**GIVEN INFORMATION:**
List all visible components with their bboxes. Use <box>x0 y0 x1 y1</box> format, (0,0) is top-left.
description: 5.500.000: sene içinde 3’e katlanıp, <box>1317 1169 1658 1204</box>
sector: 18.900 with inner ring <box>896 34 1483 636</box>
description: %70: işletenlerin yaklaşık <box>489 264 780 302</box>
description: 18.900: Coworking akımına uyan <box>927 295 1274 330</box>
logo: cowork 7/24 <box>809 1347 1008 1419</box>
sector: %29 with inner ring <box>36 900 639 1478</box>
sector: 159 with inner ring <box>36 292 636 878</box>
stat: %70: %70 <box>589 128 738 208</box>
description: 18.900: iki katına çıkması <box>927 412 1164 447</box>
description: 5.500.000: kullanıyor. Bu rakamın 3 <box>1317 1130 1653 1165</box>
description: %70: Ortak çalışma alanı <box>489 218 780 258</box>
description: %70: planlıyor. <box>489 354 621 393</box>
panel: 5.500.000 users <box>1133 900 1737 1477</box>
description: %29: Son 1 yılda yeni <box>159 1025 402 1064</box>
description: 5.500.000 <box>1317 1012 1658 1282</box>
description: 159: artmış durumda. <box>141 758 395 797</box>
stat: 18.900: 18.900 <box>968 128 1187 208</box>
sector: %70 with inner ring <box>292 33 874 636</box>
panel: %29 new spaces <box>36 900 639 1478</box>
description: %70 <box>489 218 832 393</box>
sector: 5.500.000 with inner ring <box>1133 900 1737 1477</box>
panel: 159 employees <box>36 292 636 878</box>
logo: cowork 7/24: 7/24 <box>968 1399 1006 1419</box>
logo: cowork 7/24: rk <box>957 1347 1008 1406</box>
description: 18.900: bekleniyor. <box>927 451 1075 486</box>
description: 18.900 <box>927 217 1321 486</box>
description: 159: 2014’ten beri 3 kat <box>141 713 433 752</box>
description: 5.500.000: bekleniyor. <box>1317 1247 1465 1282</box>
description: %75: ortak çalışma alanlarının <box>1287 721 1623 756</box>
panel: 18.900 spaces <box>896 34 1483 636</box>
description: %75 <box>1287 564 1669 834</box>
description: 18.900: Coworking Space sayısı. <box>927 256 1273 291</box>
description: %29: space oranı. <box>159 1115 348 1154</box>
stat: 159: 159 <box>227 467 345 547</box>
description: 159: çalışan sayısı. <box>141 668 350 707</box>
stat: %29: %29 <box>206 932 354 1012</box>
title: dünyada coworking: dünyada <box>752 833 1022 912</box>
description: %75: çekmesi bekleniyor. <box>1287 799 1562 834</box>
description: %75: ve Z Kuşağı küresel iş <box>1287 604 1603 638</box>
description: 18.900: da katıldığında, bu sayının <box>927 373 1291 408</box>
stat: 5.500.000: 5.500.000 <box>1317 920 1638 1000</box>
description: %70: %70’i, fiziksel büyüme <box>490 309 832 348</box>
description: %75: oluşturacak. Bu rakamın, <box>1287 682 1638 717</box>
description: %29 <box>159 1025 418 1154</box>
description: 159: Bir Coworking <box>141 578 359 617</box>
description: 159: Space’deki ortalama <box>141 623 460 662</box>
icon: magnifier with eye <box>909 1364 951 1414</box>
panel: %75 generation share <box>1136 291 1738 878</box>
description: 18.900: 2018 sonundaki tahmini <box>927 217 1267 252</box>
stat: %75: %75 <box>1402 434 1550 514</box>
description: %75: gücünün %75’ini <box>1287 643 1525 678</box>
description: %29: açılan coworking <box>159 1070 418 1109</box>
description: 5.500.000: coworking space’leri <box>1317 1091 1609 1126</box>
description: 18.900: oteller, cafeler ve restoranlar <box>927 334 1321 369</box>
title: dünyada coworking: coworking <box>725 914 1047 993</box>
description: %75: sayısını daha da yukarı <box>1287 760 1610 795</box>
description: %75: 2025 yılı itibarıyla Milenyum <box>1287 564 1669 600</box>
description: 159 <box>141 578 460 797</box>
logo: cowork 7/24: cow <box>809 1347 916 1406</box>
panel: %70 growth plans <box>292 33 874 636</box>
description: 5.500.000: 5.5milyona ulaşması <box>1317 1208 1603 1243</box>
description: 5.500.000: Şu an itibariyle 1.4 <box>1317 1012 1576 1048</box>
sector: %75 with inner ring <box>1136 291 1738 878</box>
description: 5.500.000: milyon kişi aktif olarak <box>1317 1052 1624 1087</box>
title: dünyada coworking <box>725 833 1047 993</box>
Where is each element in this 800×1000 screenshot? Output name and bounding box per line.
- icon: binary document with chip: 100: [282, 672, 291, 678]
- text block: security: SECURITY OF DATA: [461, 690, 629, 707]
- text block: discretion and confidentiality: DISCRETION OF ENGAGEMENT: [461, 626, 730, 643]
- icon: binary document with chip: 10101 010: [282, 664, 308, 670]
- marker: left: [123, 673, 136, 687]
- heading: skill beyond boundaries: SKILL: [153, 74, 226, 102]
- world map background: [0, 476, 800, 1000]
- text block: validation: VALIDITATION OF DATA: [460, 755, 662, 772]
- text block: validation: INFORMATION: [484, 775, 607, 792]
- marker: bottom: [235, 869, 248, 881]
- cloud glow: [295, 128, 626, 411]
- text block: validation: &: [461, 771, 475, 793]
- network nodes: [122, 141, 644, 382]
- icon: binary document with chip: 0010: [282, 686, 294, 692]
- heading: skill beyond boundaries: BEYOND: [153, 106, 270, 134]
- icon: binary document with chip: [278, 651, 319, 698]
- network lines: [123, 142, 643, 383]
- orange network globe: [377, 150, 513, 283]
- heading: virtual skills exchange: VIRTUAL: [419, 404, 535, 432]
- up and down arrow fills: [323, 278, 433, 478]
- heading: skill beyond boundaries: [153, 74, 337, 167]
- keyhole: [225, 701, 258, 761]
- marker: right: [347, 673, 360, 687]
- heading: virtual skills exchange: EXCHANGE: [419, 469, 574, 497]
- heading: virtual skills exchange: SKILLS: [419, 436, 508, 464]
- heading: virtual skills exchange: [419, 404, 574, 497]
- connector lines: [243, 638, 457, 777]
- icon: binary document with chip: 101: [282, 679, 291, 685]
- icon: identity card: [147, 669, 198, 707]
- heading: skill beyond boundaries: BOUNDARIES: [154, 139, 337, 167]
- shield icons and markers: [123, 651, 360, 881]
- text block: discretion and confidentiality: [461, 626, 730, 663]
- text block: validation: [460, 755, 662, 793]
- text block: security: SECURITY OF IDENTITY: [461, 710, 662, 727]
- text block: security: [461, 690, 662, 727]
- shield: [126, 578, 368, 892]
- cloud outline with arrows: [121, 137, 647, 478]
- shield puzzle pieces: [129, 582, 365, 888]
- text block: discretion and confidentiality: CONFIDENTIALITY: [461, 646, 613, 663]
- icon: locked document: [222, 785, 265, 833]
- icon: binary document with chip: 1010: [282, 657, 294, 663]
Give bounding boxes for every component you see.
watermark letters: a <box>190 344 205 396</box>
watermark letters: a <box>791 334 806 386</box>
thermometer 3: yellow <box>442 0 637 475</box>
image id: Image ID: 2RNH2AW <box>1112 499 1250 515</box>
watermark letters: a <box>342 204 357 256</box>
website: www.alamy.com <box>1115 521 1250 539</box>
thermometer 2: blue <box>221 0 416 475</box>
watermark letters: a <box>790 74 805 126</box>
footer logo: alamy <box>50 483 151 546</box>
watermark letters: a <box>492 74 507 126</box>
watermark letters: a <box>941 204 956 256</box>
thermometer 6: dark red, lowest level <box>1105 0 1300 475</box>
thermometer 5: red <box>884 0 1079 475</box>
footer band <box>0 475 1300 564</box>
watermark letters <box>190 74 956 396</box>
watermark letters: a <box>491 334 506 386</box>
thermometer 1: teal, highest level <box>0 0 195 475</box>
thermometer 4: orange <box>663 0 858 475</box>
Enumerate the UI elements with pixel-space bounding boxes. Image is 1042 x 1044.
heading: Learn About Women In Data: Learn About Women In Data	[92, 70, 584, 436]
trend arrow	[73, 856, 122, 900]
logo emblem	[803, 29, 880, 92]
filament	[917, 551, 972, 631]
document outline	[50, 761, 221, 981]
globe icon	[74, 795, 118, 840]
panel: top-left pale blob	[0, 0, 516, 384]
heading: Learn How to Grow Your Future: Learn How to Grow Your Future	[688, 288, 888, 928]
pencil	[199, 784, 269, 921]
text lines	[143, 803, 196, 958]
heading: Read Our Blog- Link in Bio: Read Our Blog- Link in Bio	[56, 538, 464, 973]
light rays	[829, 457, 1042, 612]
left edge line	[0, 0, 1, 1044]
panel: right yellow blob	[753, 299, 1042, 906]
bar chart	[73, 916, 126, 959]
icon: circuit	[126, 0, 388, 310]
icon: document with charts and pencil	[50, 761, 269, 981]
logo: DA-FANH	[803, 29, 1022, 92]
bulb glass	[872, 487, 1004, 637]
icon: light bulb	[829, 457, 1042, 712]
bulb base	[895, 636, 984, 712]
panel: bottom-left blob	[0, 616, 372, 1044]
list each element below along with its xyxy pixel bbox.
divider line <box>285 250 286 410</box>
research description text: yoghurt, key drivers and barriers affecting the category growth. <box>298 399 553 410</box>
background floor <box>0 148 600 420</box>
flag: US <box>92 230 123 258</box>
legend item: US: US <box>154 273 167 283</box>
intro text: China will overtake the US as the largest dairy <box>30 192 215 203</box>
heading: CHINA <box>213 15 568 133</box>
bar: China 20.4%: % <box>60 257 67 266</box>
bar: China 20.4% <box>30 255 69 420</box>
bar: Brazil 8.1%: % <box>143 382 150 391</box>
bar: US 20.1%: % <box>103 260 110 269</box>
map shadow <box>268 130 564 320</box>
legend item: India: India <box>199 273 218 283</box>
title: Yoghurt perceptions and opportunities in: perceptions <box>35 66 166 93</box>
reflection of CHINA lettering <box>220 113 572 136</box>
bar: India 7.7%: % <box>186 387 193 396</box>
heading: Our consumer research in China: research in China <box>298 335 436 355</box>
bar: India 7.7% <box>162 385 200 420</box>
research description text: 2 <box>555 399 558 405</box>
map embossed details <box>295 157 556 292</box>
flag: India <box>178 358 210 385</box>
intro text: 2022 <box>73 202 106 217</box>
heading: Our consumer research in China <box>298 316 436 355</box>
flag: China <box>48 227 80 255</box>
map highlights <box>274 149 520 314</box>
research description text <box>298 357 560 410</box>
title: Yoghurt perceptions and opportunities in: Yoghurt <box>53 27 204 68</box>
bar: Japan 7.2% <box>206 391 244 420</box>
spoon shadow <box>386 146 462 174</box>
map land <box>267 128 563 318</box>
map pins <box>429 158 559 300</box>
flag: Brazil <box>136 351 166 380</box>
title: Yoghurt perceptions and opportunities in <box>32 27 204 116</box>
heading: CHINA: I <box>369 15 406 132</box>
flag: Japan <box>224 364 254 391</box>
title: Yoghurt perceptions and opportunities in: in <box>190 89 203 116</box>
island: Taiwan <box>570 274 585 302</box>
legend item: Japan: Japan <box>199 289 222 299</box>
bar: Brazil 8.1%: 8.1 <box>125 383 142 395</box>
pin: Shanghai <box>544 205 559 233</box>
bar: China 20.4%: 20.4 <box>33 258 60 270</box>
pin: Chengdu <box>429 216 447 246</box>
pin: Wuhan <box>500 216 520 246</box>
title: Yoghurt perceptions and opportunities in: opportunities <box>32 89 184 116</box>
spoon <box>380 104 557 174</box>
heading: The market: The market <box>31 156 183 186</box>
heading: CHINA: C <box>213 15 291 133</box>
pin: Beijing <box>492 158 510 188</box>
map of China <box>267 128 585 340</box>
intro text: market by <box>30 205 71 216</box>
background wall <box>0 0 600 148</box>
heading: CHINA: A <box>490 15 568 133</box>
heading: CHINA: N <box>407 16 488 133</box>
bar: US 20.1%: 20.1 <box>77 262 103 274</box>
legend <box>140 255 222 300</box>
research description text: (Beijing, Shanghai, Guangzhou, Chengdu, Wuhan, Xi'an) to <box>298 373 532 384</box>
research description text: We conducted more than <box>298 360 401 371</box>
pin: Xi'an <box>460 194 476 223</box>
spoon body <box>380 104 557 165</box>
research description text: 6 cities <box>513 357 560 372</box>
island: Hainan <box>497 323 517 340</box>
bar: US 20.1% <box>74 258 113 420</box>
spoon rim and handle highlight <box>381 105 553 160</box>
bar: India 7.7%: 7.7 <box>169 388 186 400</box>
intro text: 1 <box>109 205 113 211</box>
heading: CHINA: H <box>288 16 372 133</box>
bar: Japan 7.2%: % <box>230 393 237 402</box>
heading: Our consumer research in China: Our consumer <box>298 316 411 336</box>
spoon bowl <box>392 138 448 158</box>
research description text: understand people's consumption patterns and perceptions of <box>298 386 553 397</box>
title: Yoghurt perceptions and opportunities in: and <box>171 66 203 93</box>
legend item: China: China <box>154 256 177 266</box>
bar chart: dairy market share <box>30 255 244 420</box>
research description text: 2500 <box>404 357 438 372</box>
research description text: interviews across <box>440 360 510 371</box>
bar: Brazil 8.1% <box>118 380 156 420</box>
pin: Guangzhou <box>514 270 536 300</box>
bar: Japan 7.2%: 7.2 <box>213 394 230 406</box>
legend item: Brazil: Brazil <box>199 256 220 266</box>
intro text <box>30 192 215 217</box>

**SHORT TASK:**
Turn the stretch of the listing from its first line through the line containing "sector: 159 with" into a JSON list of strings, one string per line, skipping any blank lines.

**TASK RESPONSE:**
[
  "List all visible components with their bboxes. Use <box>x0 y0 x1 y1</box> format, (0,0) is top-left.",
  "description: 5.500.000: sene içinde 3’e katlanıp, <box>1317 1169 1658 1204</box>",
  "sector: 18.900 with inner ring <box>896 34 1483 636</box>",
  "description: %70: işletenlerin yaklaşık <box>489 264 780 302</box>",
  "description: 18.900: Coworking akımına uyan <box>927 295 1274 330</box>",
  "logo: cowork 7/24 <box>809 1347 1008 1419</box>",
  "sector: %29 with inner ring <box>36 900 639 1478</box>",
  "sector: 159 with inner ring <box>36 292 636 878</box>"
]